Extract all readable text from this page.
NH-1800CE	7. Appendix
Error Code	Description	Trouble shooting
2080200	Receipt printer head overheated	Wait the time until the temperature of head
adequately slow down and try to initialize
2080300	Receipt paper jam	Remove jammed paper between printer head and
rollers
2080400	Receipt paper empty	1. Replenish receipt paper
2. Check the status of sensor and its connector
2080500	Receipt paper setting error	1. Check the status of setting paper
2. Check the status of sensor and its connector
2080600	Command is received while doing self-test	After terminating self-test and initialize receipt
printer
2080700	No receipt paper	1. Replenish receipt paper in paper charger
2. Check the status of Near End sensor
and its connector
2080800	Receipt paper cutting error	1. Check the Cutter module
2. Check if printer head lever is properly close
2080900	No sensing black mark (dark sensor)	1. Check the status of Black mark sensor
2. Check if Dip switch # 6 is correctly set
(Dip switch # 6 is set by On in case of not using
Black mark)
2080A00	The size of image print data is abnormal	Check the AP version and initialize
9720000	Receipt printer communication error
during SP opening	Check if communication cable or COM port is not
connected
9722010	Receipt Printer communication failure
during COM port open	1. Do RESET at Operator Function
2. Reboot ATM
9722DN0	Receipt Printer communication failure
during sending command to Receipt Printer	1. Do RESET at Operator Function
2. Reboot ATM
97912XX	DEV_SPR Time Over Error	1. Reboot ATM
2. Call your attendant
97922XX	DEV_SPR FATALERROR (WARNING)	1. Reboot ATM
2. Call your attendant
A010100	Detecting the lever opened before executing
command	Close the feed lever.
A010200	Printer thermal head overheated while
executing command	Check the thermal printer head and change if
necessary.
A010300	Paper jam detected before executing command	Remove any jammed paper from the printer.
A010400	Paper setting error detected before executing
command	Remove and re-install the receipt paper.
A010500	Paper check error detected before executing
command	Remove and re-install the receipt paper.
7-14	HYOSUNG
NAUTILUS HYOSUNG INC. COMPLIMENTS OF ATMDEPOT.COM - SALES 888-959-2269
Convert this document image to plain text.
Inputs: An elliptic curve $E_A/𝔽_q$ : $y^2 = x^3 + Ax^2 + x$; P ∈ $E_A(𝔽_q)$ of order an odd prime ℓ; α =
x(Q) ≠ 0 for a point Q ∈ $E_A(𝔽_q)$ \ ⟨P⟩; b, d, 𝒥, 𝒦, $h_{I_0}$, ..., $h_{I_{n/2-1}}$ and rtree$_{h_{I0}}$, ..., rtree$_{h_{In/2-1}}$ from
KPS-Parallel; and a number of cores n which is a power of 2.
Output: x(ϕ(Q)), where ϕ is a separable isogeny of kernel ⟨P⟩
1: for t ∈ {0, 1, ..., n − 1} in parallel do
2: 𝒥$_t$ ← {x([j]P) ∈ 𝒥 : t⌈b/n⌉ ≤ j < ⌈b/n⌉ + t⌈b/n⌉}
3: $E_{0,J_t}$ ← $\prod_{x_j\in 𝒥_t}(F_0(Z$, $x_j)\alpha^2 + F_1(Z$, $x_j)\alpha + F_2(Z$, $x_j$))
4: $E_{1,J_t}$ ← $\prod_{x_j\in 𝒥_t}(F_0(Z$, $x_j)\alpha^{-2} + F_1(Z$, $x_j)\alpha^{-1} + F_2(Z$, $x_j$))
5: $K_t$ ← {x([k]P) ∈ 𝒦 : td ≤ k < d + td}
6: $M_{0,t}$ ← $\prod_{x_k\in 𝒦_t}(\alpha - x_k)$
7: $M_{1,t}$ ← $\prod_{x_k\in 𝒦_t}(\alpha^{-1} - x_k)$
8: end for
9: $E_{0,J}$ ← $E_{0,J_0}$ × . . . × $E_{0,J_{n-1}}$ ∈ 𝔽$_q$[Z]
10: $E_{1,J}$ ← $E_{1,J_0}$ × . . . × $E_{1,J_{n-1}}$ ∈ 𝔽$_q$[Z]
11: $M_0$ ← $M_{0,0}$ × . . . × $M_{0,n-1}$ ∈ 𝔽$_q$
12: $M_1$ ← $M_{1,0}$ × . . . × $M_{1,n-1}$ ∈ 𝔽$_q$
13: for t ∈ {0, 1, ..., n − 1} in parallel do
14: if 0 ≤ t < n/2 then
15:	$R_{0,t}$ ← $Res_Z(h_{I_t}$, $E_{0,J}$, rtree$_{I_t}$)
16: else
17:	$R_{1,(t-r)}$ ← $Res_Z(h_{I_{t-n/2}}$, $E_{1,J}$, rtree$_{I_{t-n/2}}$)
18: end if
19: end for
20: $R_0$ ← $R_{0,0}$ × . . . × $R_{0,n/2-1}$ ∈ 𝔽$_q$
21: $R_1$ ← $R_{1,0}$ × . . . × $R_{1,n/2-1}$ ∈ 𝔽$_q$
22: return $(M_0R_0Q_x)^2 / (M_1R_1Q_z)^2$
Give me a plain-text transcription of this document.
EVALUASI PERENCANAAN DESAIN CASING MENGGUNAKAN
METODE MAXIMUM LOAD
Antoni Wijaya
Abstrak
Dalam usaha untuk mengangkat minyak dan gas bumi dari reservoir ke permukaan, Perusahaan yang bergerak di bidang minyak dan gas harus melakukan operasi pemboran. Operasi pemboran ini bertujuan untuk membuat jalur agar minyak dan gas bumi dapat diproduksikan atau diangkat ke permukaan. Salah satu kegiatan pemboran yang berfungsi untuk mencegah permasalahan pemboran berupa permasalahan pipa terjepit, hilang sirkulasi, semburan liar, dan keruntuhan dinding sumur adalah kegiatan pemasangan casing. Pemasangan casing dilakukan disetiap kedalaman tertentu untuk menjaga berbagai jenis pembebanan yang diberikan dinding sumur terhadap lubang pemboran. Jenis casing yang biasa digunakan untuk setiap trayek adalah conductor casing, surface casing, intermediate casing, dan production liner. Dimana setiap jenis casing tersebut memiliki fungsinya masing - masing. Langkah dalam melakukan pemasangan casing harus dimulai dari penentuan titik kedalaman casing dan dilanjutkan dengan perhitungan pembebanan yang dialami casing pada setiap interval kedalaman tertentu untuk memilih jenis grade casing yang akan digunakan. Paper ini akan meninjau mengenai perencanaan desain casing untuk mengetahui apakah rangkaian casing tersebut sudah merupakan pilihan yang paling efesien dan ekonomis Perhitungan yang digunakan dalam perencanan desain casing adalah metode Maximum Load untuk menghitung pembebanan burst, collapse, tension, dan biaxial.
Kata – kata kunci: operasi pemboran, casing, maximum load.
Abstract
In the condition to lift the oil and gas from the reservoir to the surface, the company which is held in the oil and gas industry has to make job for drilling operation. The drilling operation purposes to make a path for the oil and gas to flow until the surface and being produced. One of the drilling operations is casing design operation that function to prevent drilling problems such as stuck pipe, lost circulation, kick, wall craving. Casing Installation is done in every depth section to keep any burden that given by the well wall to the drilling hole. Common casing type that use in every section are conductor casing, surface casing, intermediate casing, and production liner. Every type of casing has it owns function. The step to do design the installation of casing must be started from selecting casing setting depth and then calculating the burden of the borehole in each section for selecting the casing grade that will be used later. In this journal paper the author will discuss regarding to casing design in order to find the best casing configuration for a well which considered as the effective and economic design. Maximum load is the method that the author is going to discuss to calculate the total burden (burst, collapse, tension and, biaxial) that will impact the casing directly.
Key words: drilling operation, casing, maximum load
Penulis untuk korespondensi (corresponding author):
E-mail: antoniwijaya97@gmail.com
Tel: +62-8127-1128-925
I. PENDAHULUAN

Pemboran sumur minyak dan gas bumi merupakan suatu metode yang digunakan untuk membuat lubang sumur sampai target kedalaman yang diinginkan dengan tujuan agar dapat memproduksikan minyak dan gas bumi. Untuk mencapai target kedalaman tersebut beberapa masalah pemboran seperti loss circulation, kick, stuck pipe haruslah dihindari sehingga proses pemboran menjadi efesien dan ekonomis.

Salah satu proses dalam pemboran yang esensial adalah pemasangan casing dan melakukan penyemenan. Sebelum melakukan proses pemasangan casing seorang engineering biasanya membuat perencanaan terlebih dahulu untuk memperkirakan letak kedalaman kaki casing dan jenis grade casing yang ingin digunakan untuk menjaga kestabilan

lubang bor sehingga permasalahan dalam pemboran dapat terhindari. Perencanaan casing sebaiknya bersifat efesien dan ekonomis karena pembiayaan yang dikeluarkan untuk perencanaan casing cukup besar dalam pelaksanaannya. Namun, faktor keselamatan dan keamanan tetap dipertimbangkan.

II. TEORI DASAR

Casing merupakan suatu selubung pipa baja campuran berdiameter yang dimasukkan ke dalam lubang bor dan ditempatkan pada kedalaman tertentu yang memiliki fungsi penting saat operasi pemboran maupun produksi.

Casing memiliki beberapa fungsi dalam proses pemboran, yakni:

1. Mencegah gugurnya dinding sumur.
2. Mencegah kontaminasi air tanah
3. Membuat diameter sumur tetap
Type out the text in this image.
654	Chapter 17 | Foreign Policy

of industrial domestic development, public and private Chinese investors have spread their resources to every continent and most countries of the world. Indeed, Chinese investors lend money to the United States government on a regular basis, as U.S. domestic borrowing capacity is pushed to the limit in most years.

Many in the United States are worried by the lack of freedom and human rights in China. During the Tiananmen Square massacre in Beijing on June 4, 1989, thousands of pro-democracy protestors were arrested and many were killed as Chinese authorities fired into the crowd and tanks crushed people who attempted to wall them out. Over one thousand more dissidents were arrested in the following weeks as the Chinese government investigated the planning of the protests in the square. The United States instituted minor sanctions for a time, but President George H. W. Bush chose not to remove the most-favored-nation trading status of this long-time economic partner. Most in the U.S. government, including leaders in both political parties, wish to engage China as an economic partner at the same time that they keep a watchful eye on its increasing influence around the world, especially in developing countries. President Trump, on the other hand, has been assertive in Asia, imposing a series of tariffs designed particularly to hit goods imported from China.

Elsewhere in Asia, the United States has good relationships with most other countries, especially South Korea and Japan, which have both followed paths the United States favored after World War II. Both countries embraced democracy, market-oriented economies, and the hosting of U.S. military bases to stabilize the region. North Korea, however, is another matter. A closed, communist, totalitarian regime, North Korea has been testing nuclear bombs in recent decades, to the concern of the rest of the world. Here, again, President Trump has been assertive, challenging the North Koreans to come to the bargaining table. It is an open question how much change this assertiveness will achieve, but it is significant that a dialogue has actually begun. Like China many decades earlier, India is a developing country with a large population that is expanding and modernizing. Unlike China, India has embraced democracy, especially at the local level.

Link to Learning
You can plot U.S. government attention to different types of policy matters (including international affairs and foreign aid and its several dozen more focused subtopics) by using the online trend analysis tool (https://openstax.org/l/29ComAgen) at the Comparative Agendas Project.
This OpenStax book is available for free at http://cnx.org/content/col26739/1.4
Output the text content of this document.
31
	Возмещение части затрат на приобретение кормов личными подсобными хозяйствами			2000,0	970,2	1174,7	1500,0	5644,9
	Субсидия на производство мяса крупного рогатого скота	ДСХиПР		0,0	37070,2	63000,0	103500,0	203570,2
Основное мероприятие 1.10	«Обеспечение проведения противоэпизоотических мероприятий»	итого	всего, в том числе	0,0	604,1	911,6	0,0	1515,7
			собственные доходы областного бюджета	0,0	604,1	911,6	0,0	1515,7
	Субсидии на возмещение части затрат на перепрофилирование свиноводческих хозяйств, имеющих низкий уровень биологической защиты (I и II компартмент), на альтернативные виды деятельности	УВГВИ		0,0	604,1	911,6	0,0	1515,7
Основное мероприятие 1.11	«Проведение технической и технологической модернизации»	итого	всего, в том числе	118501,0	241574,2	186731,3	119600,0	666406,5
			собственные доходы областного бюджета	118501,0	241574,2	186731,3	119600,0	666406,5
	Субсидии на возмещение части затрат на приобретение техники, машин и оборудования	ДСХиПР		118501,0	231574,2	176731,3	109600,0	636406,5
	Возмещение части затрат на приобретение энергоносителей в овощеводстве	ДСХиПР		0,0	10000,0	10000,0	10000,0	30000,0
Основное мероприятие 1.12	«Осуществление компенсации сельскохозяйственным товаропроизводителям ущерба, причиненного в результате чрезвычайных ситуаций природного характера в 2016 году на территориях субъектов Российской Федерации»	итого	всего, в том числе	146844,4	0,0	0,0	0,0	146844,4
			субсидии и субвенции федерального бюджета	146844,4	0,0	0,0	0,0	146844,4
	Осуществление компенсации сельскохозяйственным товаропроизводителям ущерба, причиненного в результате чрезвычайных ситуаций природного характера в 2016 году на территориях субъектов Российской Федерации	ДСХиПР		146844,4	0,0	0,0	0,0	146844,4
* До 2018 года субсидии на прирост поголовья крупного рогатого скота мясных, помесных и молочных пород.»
§ §
- [Instruction]:
All lines from the one with "Output the text content of this document." through the final line above are to be quoted exactly; quote no other line.

- [Written response]:
Output the text content of this document.
31
	Возмещение части затрат на приобретение кормов личными подсобными хозяйствами			2000,0	970,2	1174,7	1500,0	5644,9
	Субсидия на производство мяса крупного рогатого скота	ДСХиПР		0,0	37070,2	63000,0	103500,0	203570,2
Основное мероприятие 1.10	«Обеспечение проведения противоэпизоотических мероприятий»	итого	всего, в том числе	0,0	604,1	911,6	0,0	1515,7
			собственные доходы областного бюджета	0,0	604,1	911,6	0,0	1515,7
	Субсидии на возмещение части затрат на перепрофилирование свиноводческих хозяйств, имеющих низкий уровень биологической защиты (I и II компартмент), на альтернативные виды деятельности	УВГВИ		0,0	604,1	911,6	0,0	1515,7
Основное мероприятие 1.11	«Проведение технической и технологической модернизации»	итого	всего, в том числе	118501,0	241574,2	186731,3	119600,0	666406,5
			собственные доходы областного бюджета	118501,0	241574,2	186731,3	119600,0	666406,5
	Субсидии на возмещение части затрат на приобретение техники, машин и оборудования	ДСХиПР		118501,0	231574,2	176731,3	109600,0	636406,5
	Возмещение части затрат на приобретение энергоносителей в овощеводстве	ДСХиПР		0,0	10000,0	10000,0	10000,0	30000,0
Основное мероприятие 1.12	«Осуществление компенсации сельскохозяйственным товаропроизводителям ущерба, причиненного в результате чрезвычайных ситуаций природного характера в 2016 году на территориях субъектов Российской Федерации»	итого	всего, в том числе	146844,4	0,0	0,0	0,0	146844,4
			субсидии и субвенции федерального бюджета	146844,4	0,0	0,0	0,0	146844,4
	Осуществление компенсации сельскохозяйственным товаропроизводителям ущерба, причиненного в результате чрезвычайных ситуаций природного характера в 2016 году на территориях субъектов Российской Федерации	ДСХиПР		146844,4	0,0	0,0	0,0	146844,4
* До 2018 года субсидии на прирост поголовья крупного рогатого скота мясных, помесных и молочных пород.»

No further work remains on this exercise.